## Exercise objective
Every record should be repeated exactly, except that pictures are left out.

== Information supplied

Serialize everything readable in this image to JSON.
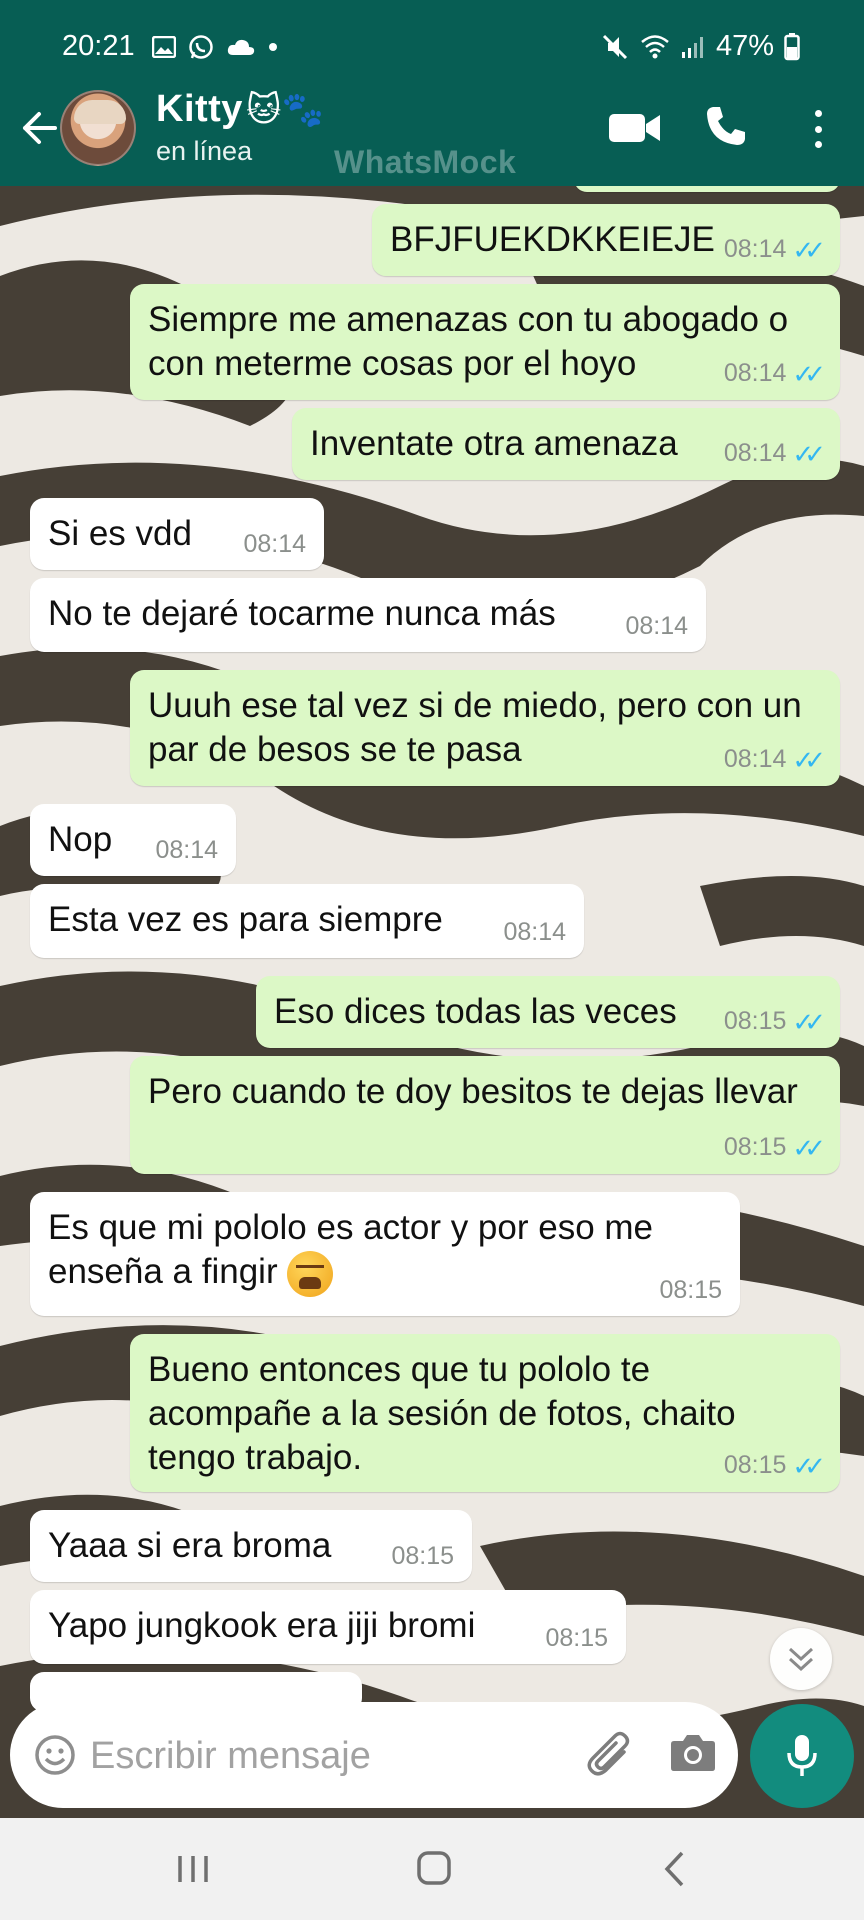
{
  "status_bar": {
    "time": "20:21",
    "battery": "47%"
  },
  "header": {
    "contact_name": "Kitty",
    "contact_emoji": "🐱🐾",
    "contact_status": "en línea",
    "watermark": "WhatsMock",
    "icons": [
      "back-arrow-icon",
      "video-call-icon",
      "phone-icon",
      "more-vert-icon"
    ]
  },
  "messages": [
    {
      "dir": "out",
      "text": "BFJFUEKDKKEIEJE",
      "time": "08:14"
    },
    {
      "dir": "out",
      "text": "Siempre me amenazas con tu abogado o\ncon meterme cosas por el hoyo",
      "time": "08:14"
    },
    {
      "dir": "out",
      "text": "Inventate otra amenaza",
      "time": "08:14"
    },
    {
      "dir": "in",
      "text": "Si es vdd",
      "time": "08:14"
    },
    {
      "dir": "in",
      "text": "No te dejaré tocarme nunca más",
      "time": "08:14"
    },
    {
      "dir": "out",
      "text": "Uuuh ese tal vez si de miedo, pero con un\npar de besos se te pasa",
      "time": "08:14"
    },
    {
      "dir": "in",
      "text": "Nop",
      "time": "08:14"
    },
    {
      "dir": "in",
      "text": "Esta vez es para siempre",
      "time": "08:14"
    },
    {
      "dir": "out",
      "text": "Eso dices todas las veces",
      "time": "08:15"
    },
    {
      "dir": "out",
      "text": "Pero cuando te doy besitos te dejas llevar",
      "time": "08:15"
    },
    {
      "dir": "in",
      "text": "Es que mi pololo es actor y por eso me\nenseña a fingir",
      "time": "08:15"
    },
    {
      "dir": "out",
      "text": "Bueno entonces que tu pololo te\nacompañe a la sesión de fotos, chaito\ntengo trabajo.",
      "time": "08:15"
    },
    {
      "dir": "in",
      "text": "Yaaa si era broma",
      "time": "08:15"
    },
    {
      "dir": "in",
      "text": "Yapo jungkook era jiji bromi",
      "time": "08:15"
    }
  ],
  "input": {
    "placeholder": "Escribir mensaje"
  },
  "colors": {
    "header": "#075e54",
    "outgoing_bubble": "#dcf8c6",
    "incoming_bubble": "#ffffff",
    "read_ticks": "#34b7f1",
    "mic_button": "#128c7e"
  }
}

====

## Answer for this exercise
Serialize everything readable in this image to JSON.
{
  "status_bar": {
    "time": "20:21",
    "battery": "47%"
  },
  "header": {
    "contact_name": "Kitty",
    "contact_emoji": "🐱🐾",
    "contact_status": "en línea",
    "watermark": "WhatsMock",
    "icons": [
      "back-arrow-icon",
      "video-call-icon",
      "phone-icon",
      "more-vert-icon"
    ]
  },
  "messages": [
    {
      "dir": "out",
      "text": "BFJFUEKDKKEIEJE",
      "time": "08:14"
    },
    {
      "dir": "out",
      "text": "Siempre me amenazas con tu abogado o\ncon meterme cosas por el hoyo",
      "time": "08:14"
    },
    {
      "dir": "out",
      "text": "Inventate otra amenaza",
      "time": "08:14"
    },
    {
      "dir": "in",
      "text": "Si es vdd",
      "time": "08:14"
    },
    {
      "dir": "in",
      "text": "No te dejaré tocarme nunca más",
      "time": "08:14"
    },
    {
      "dir": "out",
      "text": "Uuuh ese tal vez si de miedo, pero con un\npar de besos se te pasa",
      "time": "08:14"
    },
    {
      "dir": "in",
      "text": "Nop",
      "time": "08:14"
    },
    {
      "dir": "in",
      "text": "Esta vez es para siempre",
      "time": "08:14"
    },
    {
      "dir": "out",
      "text": "Eso dices todas las veces",
      "time": "08:15"
    },
    {
      "dir": "out",
      "text": "Pero cuando te doy besitos te dejas llevar",
      "time": "08:15"
    },
    {
      "dir": "in",
      "text": "Es que mi pololo es actor y por eso me\nenseña a fingir",
      "time": "08:15"
    },
    {
      "dir": "out",
      "text": "Bueno entonces que tu pololo te\nacompañe a la sesión de fotos, chaito\ntengo trabajo.",
      "time": "08:15"
    },
    {
      "dir": "in",
      "text": "Yaaa si era broma",
      "time": "08:15"
    },
    {
      "dir": "in",
      "text": "Yapo jungkook era jiji bromi",
      "time": "08:15"
    }
  ],
  "input": {
    "placeholder": "Escribir mensaje"
  },
  "colors": {
    "header": "#075e54",
    "outgoing_bubble": "#dcf8c6",
    "incoming_bubble": "#ffffff",
    "read_ticks": "#34b7f1",
    "mic_button": "#128c7e"
  }
}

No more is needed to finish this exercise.